● SHORT TASK:
Skip any picture you find and retype all the remaining lines exactly.

● DATA TO USE:
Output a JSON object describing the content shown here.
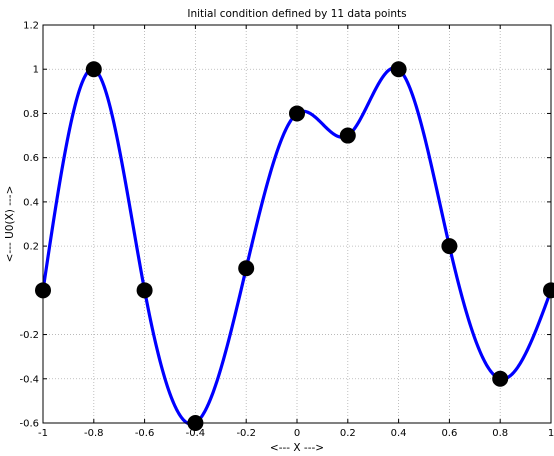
{
  "chart_data": {
    "type": "line",
    "title": "Initial condition defined by 11 data points",
    "xlabel": "<--- X --->",
    "ylabel": "<--- U0(X) --->",
    "xlim": [
      -1,
      1
    ],
    "ylim": [
      -0.6,
      1.2
    ],
    "x_ticks": [
      -1,
      -0.8,
      -0.6,
      -0.4,
      -0.2,
      0,
      0.2,
      0.4,
      0.6,
      0.8,
      1
    ],
    "x_tick_labels": [
      "-1",
      "-0.8",
      "-0.6",
      "-0.4",
      "-0.2",
      "0",
      "0.2",
      "0.4",
      "0.6",
      "0.8",
      "1"
    ],
    "y_ticks": [
      -0.6,
      -0.4,
      -0.2,
      0.2,
      0.4,
      0.6,
      0.8,
      1,
      1.2
    ],
    "y_tick_labels": [
      "-0.6",
      "-0.4",
      "-0.2",
      "0.2",
      "0.4",
      "0.6",
      "0.8",
      "1",
      "1.2"
    ],
    "grid": true,
    "series": [
      {
        "kind": "line",
        "color": "#0000ff",
        "x": [
          -1,
          -0.8,
          -0.6,
          -0.4,
          -0.2,
          0,
          0.2,
          0.4,
          0.6,
          0.8,
          1
        ],
        "y": [
          0,
          1,
          0,
          -0.6,
          0.1,
          0.8,
          0.7,
          1,
          0.2,
          -0.4,
          0
        ]
      },
      {
        "kind": "markers",
        "color": "#000000",
        "x": [
          -1,
          -0.8,
          -0.6,
          -0.4,
          -0.2,
          0,
          0.2,
          0.4,
          0.6,
          0.8,
          1
        ],
        "y": [
          0,
          1,
          0,
          -0.6,
          0.1,
          0.8,
          0.7,
          1,
          0.2,
          -0.4,
          0
        ]
      }
    ]
  }
}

● SOLUTION TO THIS EXERCISE:
Output a JSON object describing the content shown here.
{
  "chart_data": {
    "type": "line",
    "title": "Initial condition defined by 11 data points",
    "xlabel": "<--- X --->",
    "ylabel": "<--- U0(X) --->",
    "xlim": [
      -1,
      1
    ],
    "ylim": [
      -0.6,
      1.2
    ],
    "x_ticks": [
      -1,
      -0.8,
      -0.6,
      -0.4,
      -0.2,
      0,
      0.2,
      0.4,
      0.6,
      0.8,
      1
    ],
    "x_tick_labels": [
      "-1",
      "-0.8",
      "-0.6",
      "-0.4",
      "-0.2",
      "0",
      "0.2",
      "0.4",
      "0.6",
      "0.8",
      "1"
    ],
    "y_ticks": [
      -0.6,
      -0.4,
      -0.2,
      0.2,
      0.4,
      0.6,
      0.8,
      1,
      1.2
    ],
    "y_tick_labels": [
      "-0.6",
      "-0.4",
      "-0.2",
      "0.2",
      "0.4",
      "0.6",
      "0.8",
      "1",
      "1.2"
    ],
    "grid": true,
    "series": [
      {
        "kind": "line",
        "color": "#0000ff",
        "x": [
          -1,
          -0.8,
          -0.6,
          -0.4,
          -0.2,
          0,
          0.2,
          0.4,
          0.6,
          0.8,
          1
        ],
        "y": [
          0,
          1,
          0,
          -0.6,
          0.1,
          0.8,
          0.7,
          1,
          0.2,
          -0.4,
          0
        ]
      },
      {
        "kind": "markers",
        "color": "#000000",
        "x": [
          -1,
          -0.8,
          -0.6,
          -0.4,
          -0.2,
          0,
          0.2,
          0.4,
          0.6,
          0.8,
          1
        ],
        "y": [
          0,
          1,
          0,
          -0.6,
          0.1,
          0.8,
          0.7,
          1,
          0.2,
          -0.4,
          0
        ]
      }
    ]
  }
}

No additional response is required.